Your task is to locate every line holding the string "Locomotive" and to copy each of them.
══════
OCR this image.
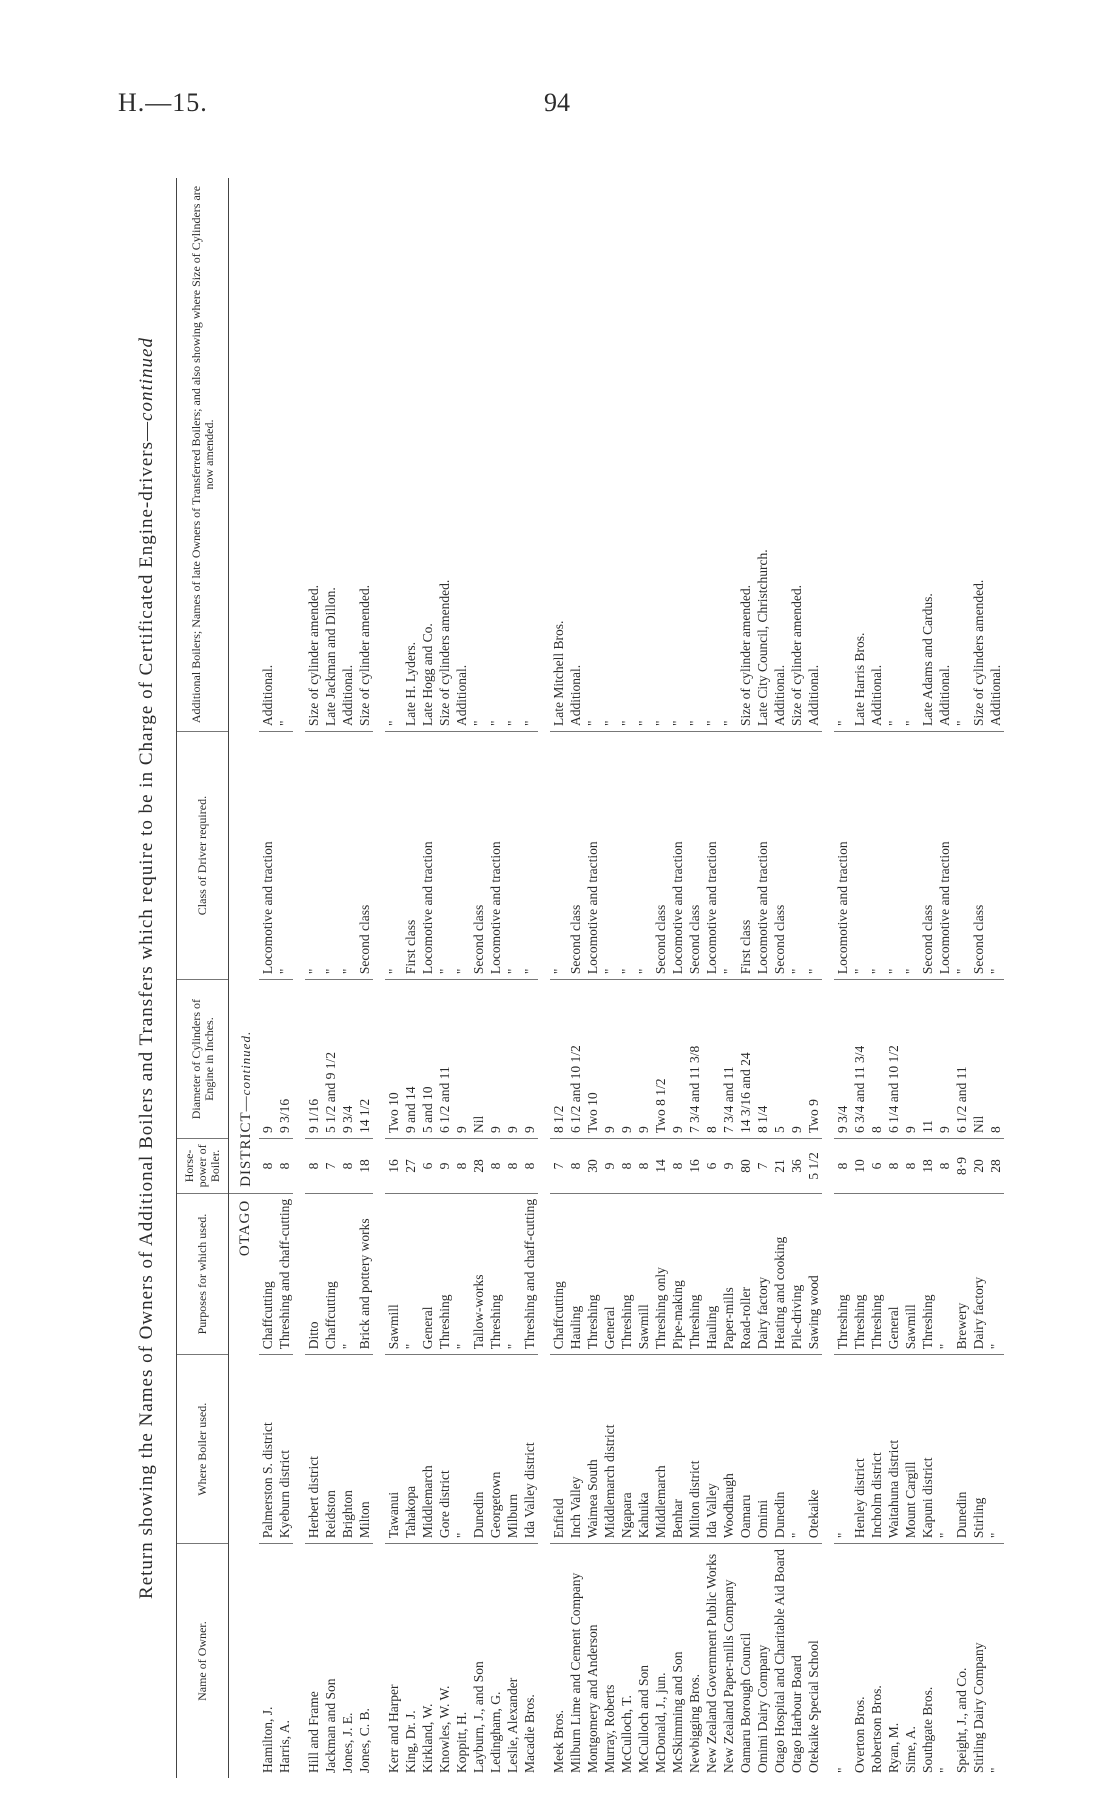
H.—15.	94
Return showing the Names of Owners of Additional Boilers and Transfers which require to be in Charge of Certificated Engine-drivers—continued
Name of Owner.	Where Boiler used.	Purposes for which used.	Horse-power of Boiler.	Diameter of Cylinders of Engine in Inches.	Class of Driver required.	Additional Boilers; Names of late Owners of Transferred Boilers; and also showing where Size of Cylinders are now amended.
OTAGO			DISTRICT—continued.			
Hamilton, J.	Palmerston S. district	Chaffcutting	8	9	Locomotive and traction	Additional.
Harris, A.	Kyeburn district	Threshing and chaff-cutting	8	9 3/16	"	"

Hill and Frame	Herbert district	Ditto	8	9 1/16	"	Size of cylinder amended.
Jackman and Son	Reidston	Chaffcutting	7	5 1/2 and 9 1/2	"	Late Jackman and Dillon.
Jones, J. E.	Brighton	"	8	9 3/4	"	Additional.
Jones, C. B.	Milton	Brick and pottery works	18	14 1/2	Second class	Size of cylinder amended.

Kerr and Harper	Tawanui	Sawmill	16	Two 10	"	"
King, Dr. J.	Tahakopa	"	27	9 and 14	First class	Late H. Lyders.
Kirkland, W.	Middlemarch	General	6	5 and 10	Locomotive and traction	Late Hogg and Co.
Knowles, W. W.	Gore district	Threshing	9	6 1/2 and 11	"	Size of cylinders amended.
Koppitt, H.	"	"	8	9	"	Additional.
Layburn, J., and Son	Dunedin	Tallow-works	28	Nil	Second class	"
Ledingham, G.	Georgetown	Threshing	8	9	Locomotive and traction	"
Leslie, Alexander	Milburn	"	8	9	"	"
Macadie Bros.	Ida Valley district	Threshing and chaff-cutting	8	9	"	"

Meek Bros.	Enfield	Chaffcutting	7	8 1/2	"	Late Mitchell Bros.
Milburn Lime and Cement Company	Inch Valley	Hauling	8	6 1/2 and 10 1/2	Second class	Additional.
Montgomery and Anderson	Waimea South	Threshing	30	Two 10	Locomotive and traction	"
Murray, Roberts	Middlemarch district	General	9	9	"	"
McCulloch, T.	Ngapara	Threshing	8	9	"	"
McCulloch and Son	Kahuika	Sawmill	8	9	"	"
McDonald, J., jun.	Middlemarch	Threshing only	14	Two 8 1/2	Second class	"
McSkimming and Son	Benhar	Pipe-making	8	9	Locomotive and traction	"
Newbigging Bros.	Milton district	Threshing	16	7 3/4 and 11 3/8	Second class	"
New Zealand Government Public Works	Ida Valley	Hauling	6	8	Locomotive and traction	"
New Zealand Paper-mills Company	Woodhaugh	Paper-mills	9	7 3/4 and 11	"	"
Oamaru Borough Council	Oamaru	Road-roller	80	14 3/16 and 24	First class	Size of cylinder amended.
Omimi Dairy Company	Omimi	Dairy factory	7	8 1/4	Locomotive and traction	Late City Council, Christchurch.
Otago Hospital and Charitable Aid Board	Dunedin	Heating and cooking	21	5	Second class	Additional.
Otago Harbour Board	"	Pile-driving	36	9	"	Size of cylinder amended.
Otekaike Special School	Otekaike	Sawing wood	5 1/2	Two 9	"	Additional.

"	"	Threshing	8	9 3/4	Locomotive and traction	"
Overton Bros.	Henley district	Threshing	10	6 3/4 and 11 3/4	"	Late Harris Bros.
Robertson Bros.	Incholm district	Threshing	6	8	"	Additional.
Ryan, M.	Waitahuna district	General	8	6 1/4 and 10 1/2	"	"
Sime, A.	Mount Cargill	Sawmill	8	9	"	"
Southgate Bros.	Kapuni district	Threshing	18	11	Second class	Late Adams and Cardus.
"	"	"	8	9	Locomotive and traction	Additional.
Speight, J., and Co.	Dunedin	Brewery	8·9	6 1/2 and 11	"	"
Stirling Dairy Company	Stirling	Dairy factory	20	Nil	Second class	Size of cylinders amended.
"	"	"	28	8	"	Additional.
══════
__Solution to the exercise__:
Hamilton, J.	Palmerston S. district	Chaffcutting	8	9	Locomotive and traction	Additional.
Kirkland, W.	Middlemarch	General	6	5 and 10	Locomotive and traction	Late Hogg and Co.
Ledingham, G.	Georgetown	Threshing	8	9	Locomotive and traction	"
Montgomery and Anderson	Waimea South	Threshing	30	Two 10	Locomotive and traction	"
McSkimming and Son	Benhar	Pipe-making	8	9	Locomotive and traction	"
New Zealand Government Public Works	Ida Valley	Hauling	6	8	Locomotive and traction	"
Omimi Dairy Company	Omimi	Dairy factory	7	8 1/4	Locomotive and traction	Late City Council, Christchurch.
"	"	Threshing	8	9 3/4	Locomotive and traction	"
"	"	"	8	9	Locomotive and traction	Additional.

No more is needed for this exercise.